↓↓↓
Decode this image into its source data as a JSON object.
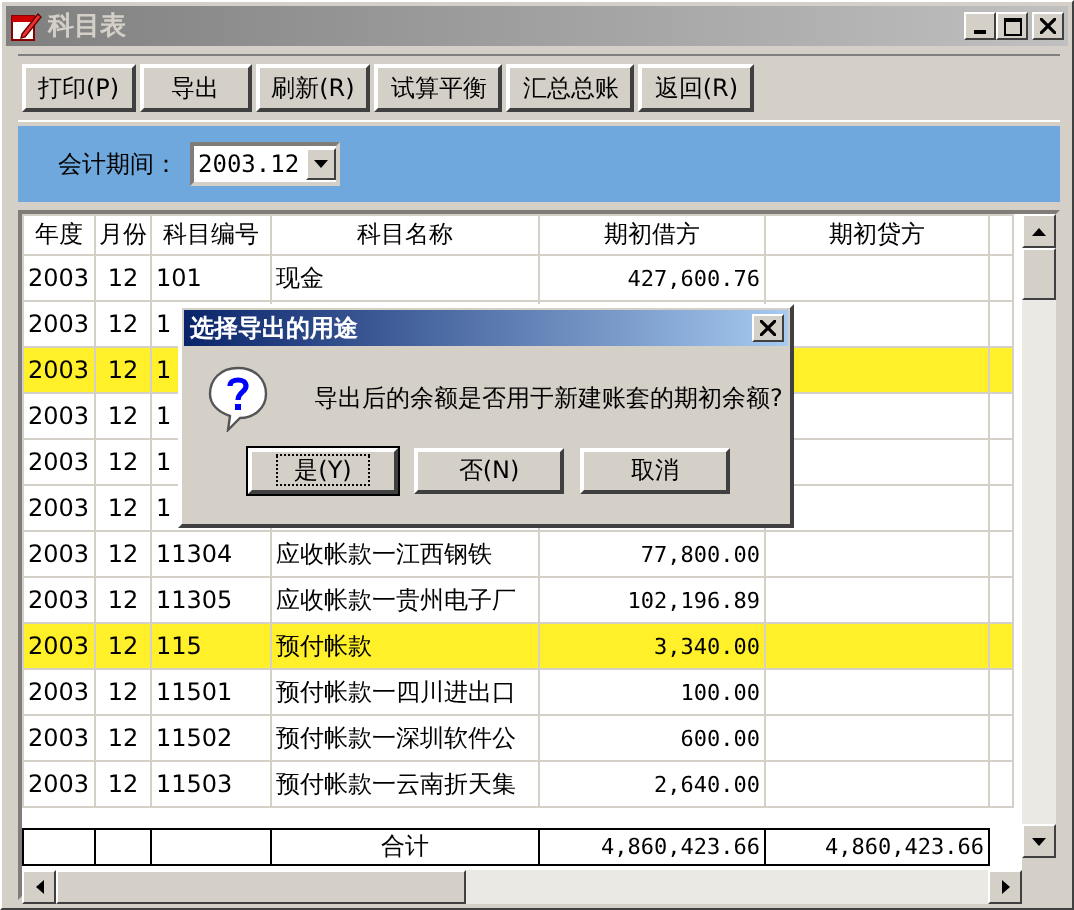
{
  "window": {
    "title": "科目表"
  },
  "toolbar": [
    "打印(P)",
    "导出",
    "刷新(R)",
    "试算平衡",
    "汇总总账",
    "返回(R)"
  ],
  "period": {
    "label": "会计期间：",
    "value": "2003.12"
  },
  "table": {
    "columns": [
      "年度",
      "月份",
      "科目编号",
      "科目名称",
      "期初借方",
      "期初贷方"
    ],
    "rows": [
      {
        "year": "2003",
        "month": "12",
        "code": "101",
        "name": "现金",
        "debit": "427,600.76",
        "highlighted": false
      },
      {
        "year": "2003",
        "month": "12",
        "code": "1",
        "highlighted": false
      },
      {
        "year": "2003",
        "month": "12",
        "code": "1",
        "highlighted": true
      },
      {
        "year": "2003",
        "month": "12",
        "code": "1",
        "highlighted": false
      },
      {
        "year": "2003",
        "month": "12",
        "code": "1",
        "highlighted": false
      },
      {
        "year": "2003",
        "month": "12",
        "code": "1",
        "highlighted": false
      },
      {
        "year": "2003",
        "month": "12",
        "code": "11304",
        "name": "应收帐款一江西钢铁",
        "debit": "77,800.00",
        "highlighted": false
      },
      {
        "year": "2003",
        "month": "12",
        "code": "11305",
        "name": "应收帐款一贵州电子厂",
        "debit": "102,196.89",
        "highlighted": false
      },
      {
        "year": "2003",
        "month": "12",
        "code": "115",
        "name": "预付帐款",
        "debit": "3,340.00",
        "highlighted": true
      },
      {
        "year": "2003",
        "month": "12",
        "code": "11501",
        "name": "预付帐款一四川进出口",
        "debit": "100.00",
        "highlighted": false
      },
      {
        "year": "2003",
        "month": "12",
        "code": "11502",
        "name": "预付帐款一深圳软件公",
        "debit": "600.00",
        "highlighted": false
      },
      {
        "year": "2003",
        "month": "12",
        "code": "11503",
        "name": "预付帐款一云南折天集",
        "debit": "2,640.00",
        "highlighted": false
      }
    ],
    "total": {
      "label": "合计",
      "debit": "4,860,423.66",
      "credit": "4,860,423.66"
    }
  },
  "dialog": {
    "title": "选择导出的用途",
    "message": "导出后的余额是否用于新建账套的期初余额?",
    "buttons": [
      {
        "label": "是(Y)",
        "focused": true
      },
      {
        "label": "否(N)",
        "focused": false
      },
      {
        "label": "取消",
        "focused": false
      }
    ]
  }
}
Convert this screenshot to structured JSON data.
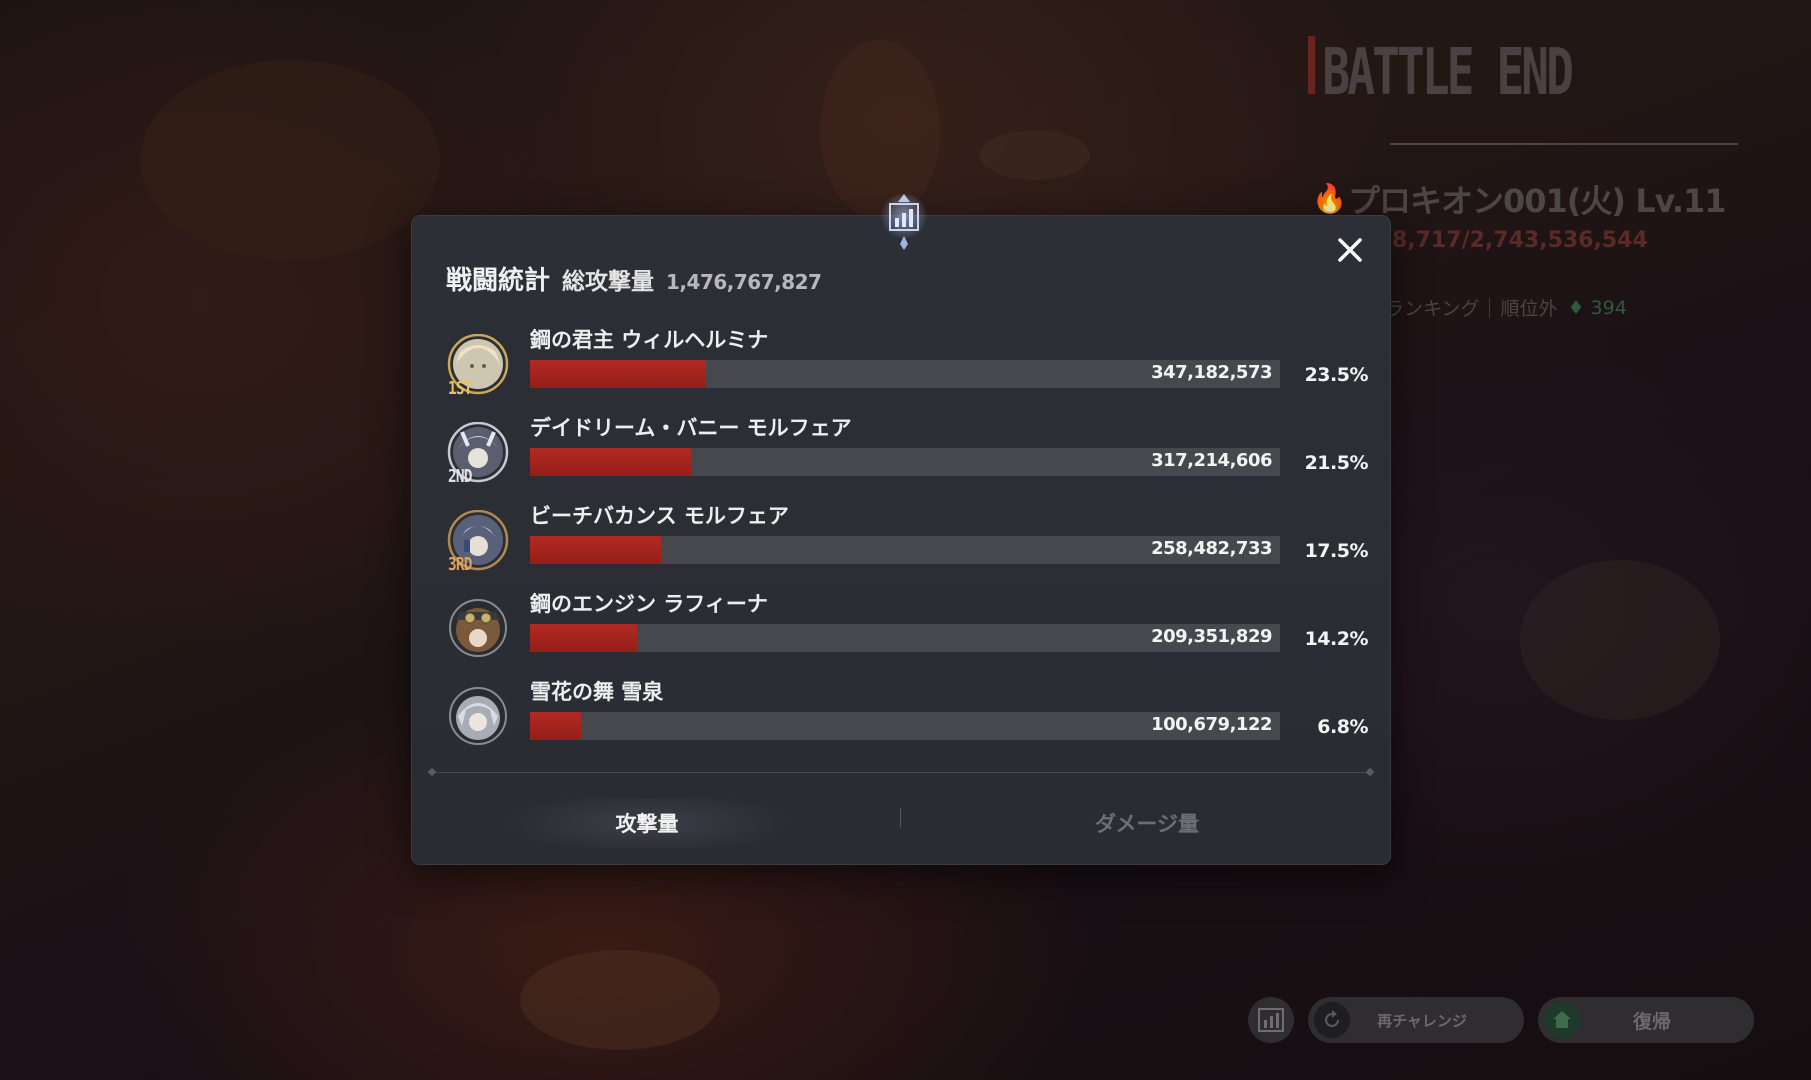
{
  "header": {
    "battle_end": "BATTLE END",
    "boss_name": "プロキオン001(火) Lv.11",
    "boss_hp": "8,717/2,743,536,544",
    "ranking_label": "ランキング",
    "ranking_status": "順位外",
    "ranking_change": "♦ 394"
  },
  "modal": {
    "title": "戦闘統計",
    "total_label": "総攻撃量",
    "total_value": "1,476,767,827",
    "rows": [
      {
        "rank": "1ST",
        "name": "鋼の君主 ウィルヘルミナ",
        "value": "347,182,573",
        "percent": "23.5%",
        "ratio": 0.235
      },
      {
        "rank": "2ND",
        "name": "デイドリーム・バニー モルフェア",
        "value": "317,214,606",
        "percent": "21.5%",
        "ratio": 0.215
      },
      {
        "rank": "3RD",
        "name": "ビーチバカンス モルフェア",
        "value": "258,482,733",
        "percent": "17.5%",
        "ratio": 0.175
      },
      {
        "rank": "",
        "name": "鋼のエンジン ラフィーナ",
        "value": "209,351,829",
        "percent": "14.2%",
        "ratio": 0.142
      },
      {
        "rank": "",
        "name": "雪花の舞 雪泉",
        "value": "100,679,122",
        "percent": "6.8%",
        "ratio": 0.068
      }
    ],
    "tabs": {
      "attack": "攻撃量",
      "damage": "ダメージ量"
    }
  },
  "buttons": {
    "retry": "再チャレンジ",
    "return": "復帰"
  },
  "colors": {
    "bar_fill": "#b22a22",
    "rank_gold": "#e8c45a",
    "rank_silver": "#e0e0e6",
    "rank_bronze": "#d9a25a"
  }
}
↑↑↑
↓↓↓
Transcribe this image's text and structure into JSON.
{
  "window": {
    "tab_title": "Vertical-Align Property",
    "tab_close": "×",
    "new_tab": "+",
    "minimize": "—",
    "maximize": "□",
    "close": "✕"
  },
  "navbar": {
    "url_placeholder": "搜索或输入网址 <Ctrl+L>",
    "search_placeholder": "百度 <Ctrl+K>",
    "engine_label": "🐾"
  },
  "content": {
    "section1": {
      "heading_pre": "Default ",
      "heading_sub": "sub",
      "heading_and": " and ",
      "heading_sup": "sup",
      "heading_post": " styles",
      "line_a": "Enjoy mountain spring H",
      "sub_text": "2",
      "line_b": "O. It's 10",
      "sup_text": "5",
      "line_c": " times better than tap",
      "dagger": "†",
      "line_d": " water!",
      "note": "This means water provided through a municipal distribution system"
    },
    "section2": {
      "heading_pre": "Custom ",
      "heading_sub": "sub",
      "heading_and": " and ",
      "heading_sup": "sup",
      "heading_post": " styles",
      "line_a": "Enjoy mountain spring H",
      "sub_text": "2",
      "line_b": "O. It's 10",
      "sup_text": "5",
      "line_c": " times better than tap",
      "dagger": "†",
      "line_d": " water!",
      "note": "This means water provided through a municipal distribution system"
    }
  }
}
↑↑↑
- _Task_
Looking at the listing above, how many of its lines contain the string "Ctrl"? Give the number alone.

- _Written answer_
2